**RECORDS SUPPLIED:**
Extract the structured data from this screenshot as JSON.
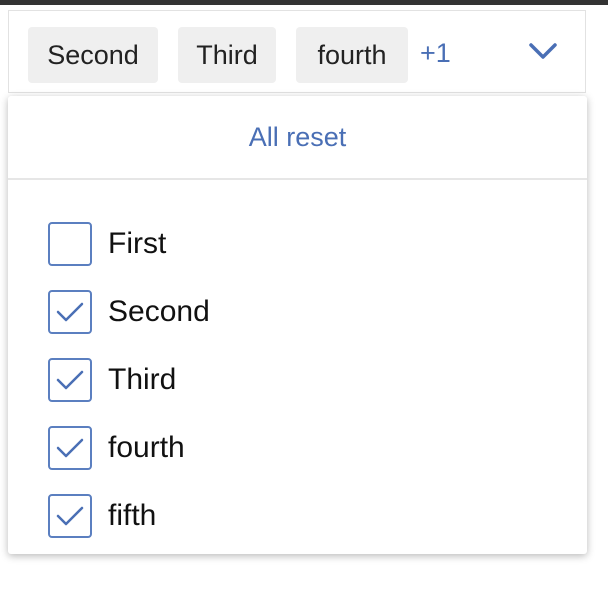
{
  "select": {
    "chips": [
      "Second",
      "Third",
      "fourth"
    ],
    "more_count": "+1",
    "toggle_icon": "chevron-down-icon"
  },
  "dropdown": {
    "reset_label": "All reset",
    "options": [
      {
        "label": "First",
        "checked": false
      },
      {
        "label": "Second",
        "checked": true
      },
      {
        "label": "Third",
        "checked": true
      },
      {
        "label": "fourth",
        "checked": true
      },
      {
        "label": "fifth",
        "checked": true
      }
    ]
  },
  "colors": {
    "accent": "#4a6fb5",
    "chip_background": "#efefef",
    "checkbox_border": "#5b7fc0"
  }
}
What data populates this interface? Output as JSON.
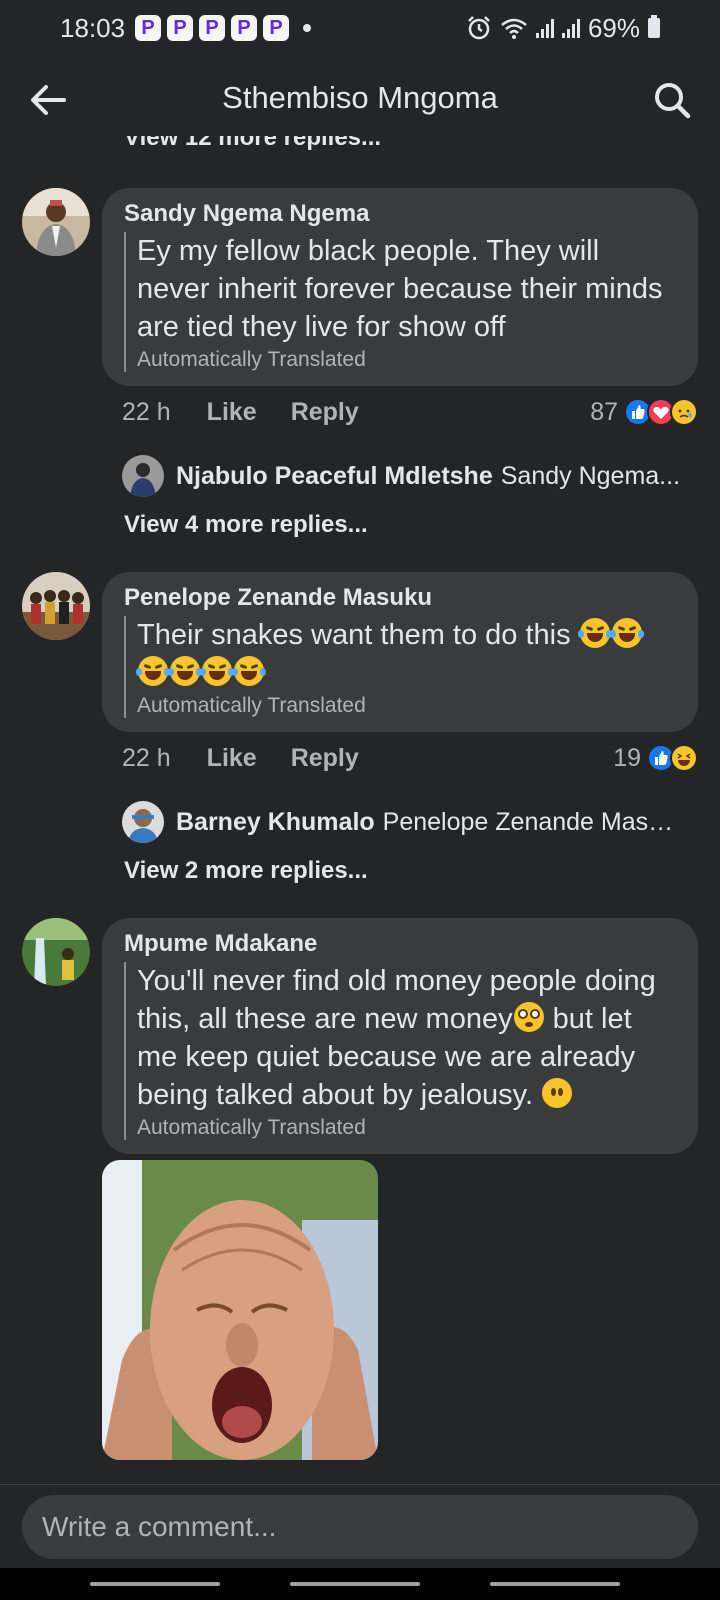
{
  "status": {
    "time": "18:03",
    "app_badges": [
      "P",
      "P",
      "P",
      "P",
      "P"
    ],
    "battery": "69%"
  },
  "header": {
    "title": "Sthembiso Mngoma"
  },
  "top_view_more": "View 12 more replies...",
  "comments": [
    {
      "author": "Sandy Ngema Ngema",
      "text": "Ey my fellow black people. They will never inherit forever because their minds are tied they live for show off",
      "translated": "Automatically Translated",
      "time": "22 h",
      "like": "Like",
      "reply": "Reply",
      "reaction_count": "87",
      "reactions": [
        "like",
        "love",
        "sad"
      ],
      "reply_preview": {
        "author": "Njabulo Peaceful Mdletshe",
        "text": "Sandy Ngema..."
      },
      "view_more": "View 4 more replies..."
    },
    {
      "author": "Penelope Zenande Masuku",
      "text": "Their snakes want them to do this",
      "translated": "Automatically Translated",
      "time": "22 h",
      "like": "Like",
      "reply": "Reply",
      "reaction_count": "19",
      "reactions": [
        "like",
        "haha"
      ],
      "reply_preview": {
        "author": "Barney Khumalo",
        "text": "Penelope Zenande Masuk..."
      },
      "view_more": "View 2 more replies..."
    },
    {
      "author": "Mpume Mdakane",
      "text_part1": "You'll never find old money people doing this, all these are new money",
      "text_part2": " but let me keep quiet because we are already being talked about by jealousy.",
      "translated": "Automatically Translated"
    }
  ],
  "composer": {
    "placeholder": "Write a comment..."
  }
}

**WHAT YOU WILL DO:** Every line above should be repeated exactly; pictures stay out of the copy.

**WRITTEN REPLY:**
Extract the structured data from this screenshot as JSON.
{
  "select": {
    "chips": [
      "Second",
      "Third",
      "fourth"
    ],
    "more_count": "+1",
    "toggle_icon": "chevron-down-icon"
  },
  "dropdown": {
    "reset_label": "All reset",
    "options": [
      {
        "label": "First",
        "checked": false
      },
      {
        "label": "Second",
        "checked": true
      },
      {
        "label": "Third",
        "checked": true
      },
      {
        "label": "fourth",
        "checked": true
      },
      {
        "label": "fifth",
        "checked": true
      }
    ]
  },
  "colors": {
    "accent": "#4a6fb5",
    "chip_background": "#efefef",
    "checkbox_border": "#5b7fc0"
  }
}
What data populates this interface? Output as JSON.
{
  "status": {
    "time": "18:03",
    "app_badges": [
      "P",
      "P",
      "P",
      "P",
      "P"
    ],
    "battery": "69%"
  },
  "header": {
    "title": "Sthembiso Mngoma"
  },
  "top_view_more": "View 12 more replies...",
  "comments": [
    {
      "author": "Sandy Ngema Ngema",
      "text": "Ey my fellow black people. They will never inherit forever because their minds are tied they live for show off",
      "translated": "Automatically Translated",
      "time": "22 h",
      "like": "Like",
      "reply": "Reply",
      "reaction_count": "87",
      "reactions": [
        "like",
        "love",
        "sad"
      ],
      "reply_preview": {
        "author": "Njabulo Peaceful Mdletshe",
        "text": "Sandy Ngema..."
      },
      "view_more": "View 4 more replies..."
    },
    {
      "author": "Penelope Zenande Masuku",
      "text": "Their snakes want them to do this",
      "translated": "Automatically Translated",
      "time": "22 h",
      "like": "Like",
      "reply": "Reply",
      "reaction_count": "19",
      "reactions": [
        "like",
        "haha"
      ],
      "reply_preview": {
        "author": "Barney Khumalo",
        "text": "Penelope Zenande Masuk..."
      },
      "view_more": "View 2 more replies..."
    },
    {
      "author": "Mpume Mdakane",
      "text_part1": "You'll never find old money people doing this, all these are new money",
      "text_part2": " but let me keep quiet because we are already being talked about by jealousy.",
      "translated": "Automatically Translated"
    }
  ],
  "composer": {
    "placeholder": "Write a comment..."
  }
}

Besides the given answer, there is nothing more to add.